Retype each of the lines below without changing a single character.

PROVIDED DATA |
::::::

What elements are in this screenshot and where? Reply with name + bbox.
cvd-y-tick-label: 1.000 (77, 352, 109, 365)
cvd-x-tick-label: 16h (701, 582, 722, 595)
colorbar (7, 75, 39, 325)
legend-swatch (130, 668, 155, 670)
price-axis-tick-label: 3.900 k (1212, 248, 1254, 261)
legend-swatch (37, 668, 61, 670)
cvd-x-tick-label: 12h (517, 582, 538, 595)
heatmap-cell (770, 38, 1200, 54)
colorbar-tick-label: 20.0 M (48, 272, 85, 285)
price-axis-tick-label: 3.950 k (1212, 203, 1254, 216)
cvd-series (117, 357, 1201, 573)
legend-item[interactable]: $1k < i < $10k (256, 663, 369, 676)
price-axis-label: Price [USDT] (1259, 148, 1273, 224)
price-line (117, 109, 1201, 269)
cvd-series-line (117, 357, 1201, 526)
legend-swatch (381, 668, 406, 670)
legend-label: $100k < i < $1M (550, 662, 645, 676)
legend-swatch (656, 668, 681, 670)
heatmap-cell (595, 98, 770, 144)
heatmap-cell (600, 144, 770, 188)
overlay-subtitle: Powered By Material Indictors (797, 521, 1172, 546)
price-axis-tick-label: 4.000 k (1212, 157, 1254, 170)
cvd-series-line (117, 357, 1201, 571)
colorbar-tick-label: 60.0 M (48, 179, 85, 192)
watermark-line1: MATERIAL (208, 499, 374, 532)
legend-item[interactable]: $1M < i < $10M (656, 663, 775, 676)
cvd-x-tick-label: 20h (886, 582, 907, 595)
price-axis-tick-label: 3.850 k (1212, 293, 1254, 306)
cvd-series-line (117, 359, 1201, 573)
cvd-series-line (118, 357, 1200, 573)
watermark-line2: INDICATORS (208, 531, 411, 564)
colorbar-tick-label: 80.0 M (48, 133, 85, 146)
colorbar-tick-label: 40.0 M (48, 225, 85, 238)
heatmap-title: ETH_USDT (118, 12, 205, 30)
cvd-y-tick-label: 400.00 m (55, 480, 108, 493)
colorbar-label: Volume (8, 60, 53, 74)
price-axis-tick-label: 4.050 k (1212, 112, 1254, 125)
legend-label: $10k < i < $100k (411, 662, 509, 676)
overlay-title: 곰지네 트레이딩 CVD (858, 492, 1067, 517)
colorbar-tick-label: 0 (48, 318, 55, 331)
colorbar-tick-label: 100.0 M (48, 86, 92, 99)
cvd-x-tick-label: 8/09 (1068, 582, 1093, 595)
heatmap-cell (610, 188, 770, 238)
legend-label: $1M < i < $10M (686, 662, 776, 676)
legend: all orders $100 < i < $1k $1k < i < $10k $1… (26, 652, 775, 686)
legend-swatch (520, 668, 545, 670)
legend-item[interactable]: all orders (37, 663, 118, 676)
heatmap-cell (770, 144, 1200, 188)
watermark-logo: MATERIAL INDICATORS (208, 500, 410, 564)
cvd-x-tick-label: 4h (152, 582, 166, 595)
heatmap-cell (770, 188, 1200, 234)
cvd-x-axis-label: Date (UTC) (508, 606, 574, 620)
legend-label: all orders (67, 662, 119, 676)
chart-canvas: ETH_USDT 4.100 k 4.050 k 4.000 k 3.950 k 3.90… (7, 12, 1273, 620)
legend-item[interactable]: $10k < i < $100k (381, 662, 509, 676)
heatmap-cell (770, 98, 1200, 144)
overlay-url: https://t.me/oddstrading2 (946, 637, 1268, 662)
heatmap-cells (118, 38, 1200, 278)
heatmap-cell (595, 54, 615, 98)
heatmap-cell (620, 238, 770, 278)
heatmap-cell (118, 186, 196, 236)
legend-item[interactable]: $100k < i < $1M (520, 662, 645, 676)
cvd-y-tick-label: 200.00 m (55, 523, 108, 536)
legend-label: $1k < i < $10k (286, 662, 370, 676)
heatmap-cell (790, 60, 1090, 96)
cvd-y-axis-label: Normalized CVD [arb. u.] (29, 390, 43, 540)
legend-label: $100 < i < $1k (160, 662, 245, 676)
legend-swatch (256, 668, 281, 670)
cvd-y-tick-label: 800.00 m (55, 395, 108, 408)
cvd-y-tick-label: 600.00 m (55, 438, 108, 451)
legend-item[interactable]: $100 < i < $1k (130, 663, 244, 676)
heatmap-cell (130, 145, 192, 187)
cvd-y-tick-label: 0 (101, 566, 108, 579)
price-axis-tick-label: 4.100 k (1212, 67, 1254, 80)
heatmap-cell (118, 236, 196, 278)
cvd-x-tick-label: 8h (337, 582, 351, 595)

::::::

CORRECT RESULT |
What elements are in this screenshot and where? Reply with name + bbox.
cvd-y-tick-label: 1.000 (77, 352, 109, 365)
cvd-x-tick-label: 16h (701, 582, 722, 595)
colorbar (7, 75, 39, 325)
legend-swatch (130, 668, 155, 670)
price-axis-tick-label: 3.900 k (1212, 248, 1254, 261)
legend-swatch (37, 668, 61, 670)
cvd-x-tick-label: 12h (517, 582, 538, 595)
heatmap-cell (770, 38, 1200, 54)
colorbar-tick-label: 20.0 M (48, 272, 85, 285)
price-axis-tick-label: 3.950 k (1212, 203, 1254, 216)
cvd-series (117, 357, 1201, 573)
legend-item[interactable]: $1k < i < $10k (256, 663, 369, 676)
price-axis-label: Price [USDT] (1259, 148, 1273, 224)
price-line (117, 109, 1201, 269)
cvd-series-line (117, 357, 1201, 526)
legend-swatch (381, 668, 406, 670)
legend-label: $100k < i < $1M (550, 662, 645, 676)
legend-swatch (656, 668, 681, 670)
heatmap-cell (595, 98, 770, 144)
heatmap-cell (600, 144, 770, 188)
overlay-subtitle: Powered By Material Indictors (797, 521, 1172, 546)
price-axis-tick-label: 4.000 k (1212, 157, 1254, 170)
cvd-series-line (117, 357, 1201, 571)
colorbar-tick-label: 60.0 M (48, 179, 85, 192)
watermark-line1: MATERIAL (208, 499, 374, 532)
legend-item[interactable]: $1M < i < $10M (656, 663, 775, 676)
cvd-x-tick-label: 20h (886, 582, 907, 595)
price-axis-tick-label: 3.850 k (1212, 293, 1254, 306)
cvd-series-line (117, 359, 1201, 573)
cvd-series-line (118, 357, 1200, 573)
watermark-line2: INDICATORS (208, 531, 411, 564)
colorbar-tick-label: 80.0 M (48, 133, 85, 146)
colorbar-tick-label: 40.0 M (48, 225, 85, 238)
heatmap-title: ETH_USDT (118, 12, 205, 30)
cvd-y-tick-label: 400.00 m (55, 480, 108, 493)
colorbar-label: Volume (8, 60, 53, 74)
price-axis-tick-label: 4.050 k (1212, 112, 1254, 125)
legend-label: $10k < i < $100k (411, 662, 509, 676)
overlay-title: 곰지네 트레이딩 CVD (858, 492, 1067, 517)
colorbar-tick-label: 0 (48, 318, 55, 331)
colorbar-tick-label: 100.0 M (48, 86, 92, 99)
cvd-x-tick-label: 8/09 (1068, 582, 1093, 595)
heatmap-cell (610, 188, 770, 238)
legend-label: $1M < i < $10M (686, 662, 776, 676)
legend: all orders $100 < i < $1k $1k < i < $10k $1… (26, 652, 775, 686)
legend-swatch (520, 668, 545, 670)
legend-item[interactable]: all orders (37, 663, 118, 676)
heatmap-cell (770, 144, 1200, 188)
watermark-logo: MATERIAL INDICATORS (208, 500, 410, 564)
cvd-x-tick-label: 4h (152, 582, 166, 595)
heatmap-cell (770, 188, 1200, 234)
cvd-x-axis-label: Date (UTC) (508, 606, 574, 620)
legend-label: all orders (67, 662, 119, 676)
chart-canvas: ETH_USDT 4.100 k 4.050 k 4.000 k 3.950 k 3.90… (7, 12, 1273, 620)
legend-item[interactable]: $10k < i < $100k (381, 662, 509, 676)
heatmap-cell (770, 98, 1200, 144)
overlay-url: https://t.me/oddstrading2 (946, 637, 1268, 662)
heatmap-cells (118, 38, 1200, 278)
heatmap-cell (595, 54, 615, 98)
heatmap-cell (620, 238, 770, 278)
heatmap-cell (118, 186, 196, 236)
legend-item[interactable]: $100k < i < $1M (520, 662, 645, 676)
cvd-y-tick-label: 200.00 m (55, 523, 108, 536)
legend-label: $1k < i < $10k (286, 662, 370, 676)
heatmap-cell (790, 60, 1090, 96)
cvd-y-axis-label: Normalized CVD [arb. u.] (29, 390, 43, 540)
legend-label: $100 < i < $1k (160, 662, 245, 676)
legend-swatch (256, 668, 281, 670)
cvd-y-tick-label: 800.00 m (55, 395, 108, 408)
cvd-y-tick-label: 600.00 m (55, 438, 108, 451)
legend-item[interactable]: $100 < i < $1k (130, 663, 244, 676)
heatmap-cell (130, 145, 192, 187)
cvd-y-tick-label: 0 (101, 566, 108, 579)
price-axis-tick-label: 4.100 k (1212, 67, 1254, 80)
heatmap-cell (118, 236, 196, 278)
cvd-x-tick-label: 8h (337, 582, 351, 595)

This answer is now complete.